___ Information given
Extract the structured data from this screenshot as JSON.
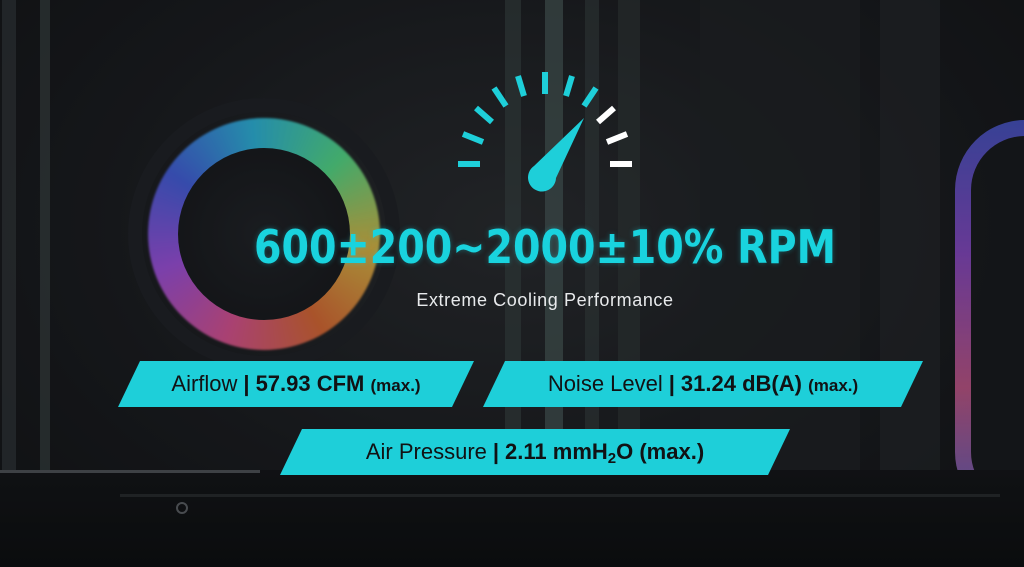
{
  "headline": "600±200~2000±10% RPM",
  "subtitle": "Extreme Cooling Performance",
  "specs": {
    "airflow": {
      "label": "Airflow",
      "separator": "|",
      "value": "57.93 CFM",
      "qualifier": "(max.)"
    },
    "noise": {
      "label": "Noise Level",
      "separator": "|",
      "value": "31.24 dB(A)",
      "qualifier": "(max.)"
    },
    "pressure": {
      "label": "Air Pressure",
      "separator": "|",
      "value_prefix": "2.11 mmH",
      "value_sub": "2",
      "value_suffix": "O (max.)"
    }
  },
  "colors": {
    "accent": "#1ecfd9",
    "text_dark": "#111214",
    "headline": "#19d3de"
  },
  "icons": {
    "gauge": "speedometer-icon"
  }
}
______
Show every line above in which the word "headline" occurs.

= The answer =
  "headline": "600±200~2000±10% RPM",
    "headline": "#19d3de"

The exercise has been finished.